_YOUR INSTRUCTIONS_. Return the records that follow unaltered. Omit every picture.

_DATA EXTRACT_.
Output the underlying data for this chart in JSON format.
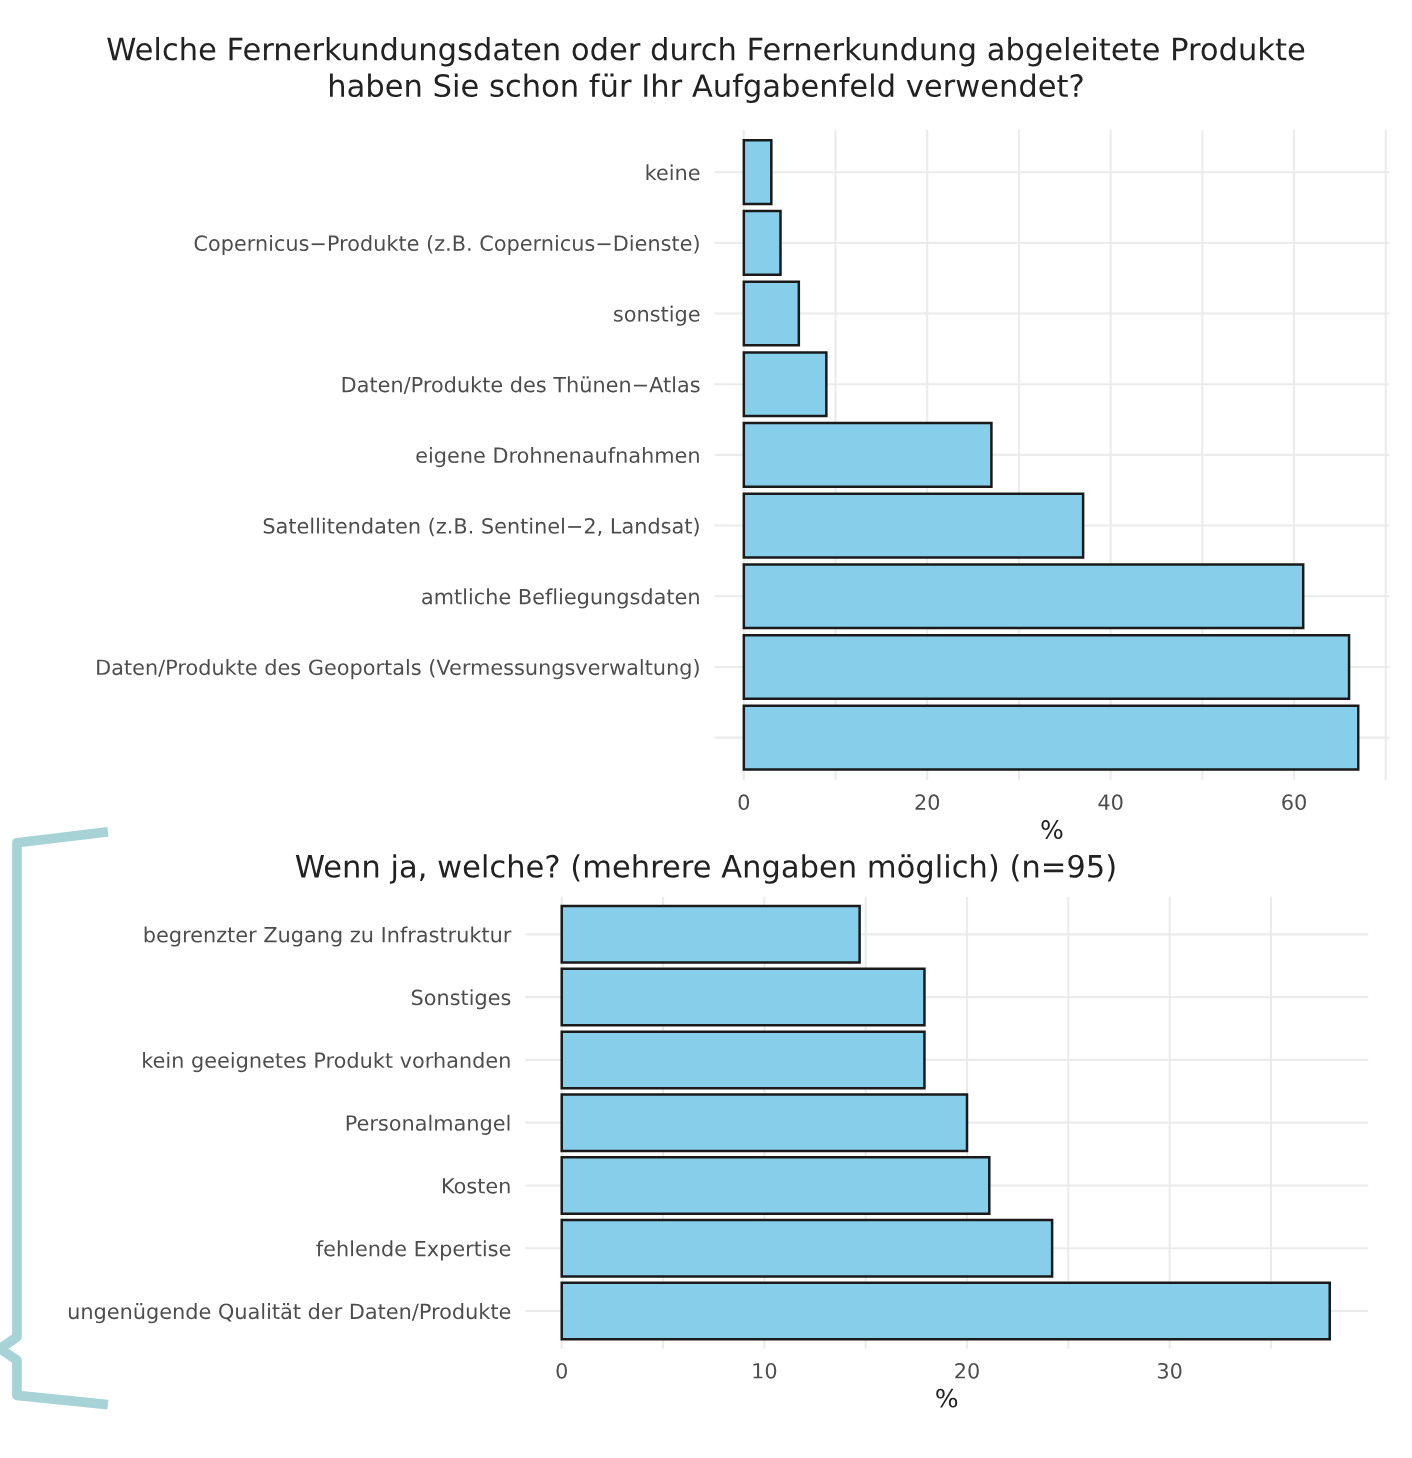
{
  "chart_data": [
    {
      "type": "bar",
      "orientation": "horizontal",
      "title": "Welche Fernerkundungsdaten oder durch Fernerkundung abgeleitete Produkte\nhaben Sie schon für Ihr Aufgabenfeld verwendet?",
      "xlabel": "%",
      "categories": [
        "keine",
        "Copernicus−Produkte (z.B. Copernicus−Dienste)",
        "sonstige",
        "Daten/Produkte des Thünen−Atlas",
        "eigene Drohnenaufnahmen",
        "Satellitendaten (z.B. Sentinel−2, Landsat)",
        "amtliche Befliegungsdaten",
        "Daten/Produkte des Geoportals (Vermessungsverwaltung)",
        null
      ],
      "values": [
        3,
        4,
        6,
        9,
        27,
        37,
        61,
        66,
        67
      ],
      "color": "#87ceeb",
      "xlim": [
        -3.2,
        70.4
      ],
      "xticks": [
        0,
        {
          "value": 10,
          "label": null
        },
        20,
        {
          "value": 30,
          "label": null
        },
        40,
        {
          "value": 50,
          "label": null
        },
        60,
        {
          "value": 70,
          "label": null
        }
      ],
      "grid": true
    },
    {
      "type": "bar",
      "orientation": "horizontal",
      "title": "Wenn ja, welche? (mehrere Angaben möglich) (n=95)",
      "xlabel": "%",
      "categories": [
        "begrenzter Zugang zu Infrastruktur",
        "Sonstiges",
        "kein geeignetes Produkt vorhanden",
        "Personalmangel",
        "Kosten",
        "fehlende Expertise",
        "ungenügende Qualität der Daten/Produkte"
      ],
      "values": [
        14.7,
        17.9,
        17.9,
        20.0,
        21.1,
        24.2,
        37.9
      ],
      "color": "#87ceeb",
      "xlim": [
        -1.8,
        39.8
      ],
      "xticks": [
        0,
        {
          "value": 5,
          "label": null
        },
        10,
        {
          "value": 15,
          "label": null
        },
        20,
        {
          "value": 25,
          "label": null
        },
        30,
        {
          "value": 35,
          "label": null
        }
      ],
      "grid": true
    }
  ]
}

_CORRECT ANSWER_.
Output the underlying data for this chart in JSON format.
{
  "chart_data": [
    {
      "type": "bar",
      "orientation": "horizontal",
      "title": "Welche Fernerkundungsdaten oder durch Fernerkundung abgeleitete Produkte\nhaben Sie schon für Ihr Aufgabenfeld verwendet?",
      "xlabel": "%",
      "categories": [
        "keine",
        "Copernicus−Produkte (z.B. Copernicus−Dienste)",
        "sonstige",
        "Daten/Produkte des Thünen−Atlas",
        "eigene Drohnenaufnahmen",
        "Satellitendaten (z.B. Sentinel−2, Landsat)",
        "amtliche Befliegungsdaten",
        "Daten/Produkte des Geoportals (Vermessungsverwaltung)",
        null
      ],
      "values": [
        3,
        4,
        6,
        9,
        27,
        37,
        61,
        66,
        67
      ],
      "color": "#87ceeb",
      "xlim": [
        -3.2,
        70.4
      ],
      "xticks": [
        0,
        {
          "value": 10,
          "label": null
        },
        20,
        {
          "value": 30,
          "label": null
        },
        40,
        {
          "value": 50,
          "label": null
        },
        60,
        {
          "value": 70,
          "label": null
        }
      ],
      "grid": true
    },
    {
      "type": "bar",
      "orientation": "horizontal",
      "title": "Wenn ja, welche? (mehrere Angaben möglich) (n=95)",
      "xlabel": "%",
      "categories": [
        "begrenzter Zugang zu Infrastruktur",
        "Sonstiges",
        "kein geeignetes Produkt vorhanden",
        "Personalmangel",
        "Kosten",
        "fehlende Expertise",
        "ungenügende Qualität der Daten/Produkte"
      ],
      "values": [
        14.7,
        17.9,
        17.9,
        20.0,
        21.1,
        24.2,
        37.9
      ],
      "color": "#87ceeb",
      "xlim": [
        -1.8,
        39.8
      ],
      "xticks": [
        0,
        {
          "value": 5,
          "label": null
        },
        10,
        {
          "value": 15,
          "label": null
        },
        20,
        {
          "value": 25,
          "label": null
        },
        30,
        {
          "value": 35,
          "label": null
        }
      ],
      "grid": true
    }
  ]
}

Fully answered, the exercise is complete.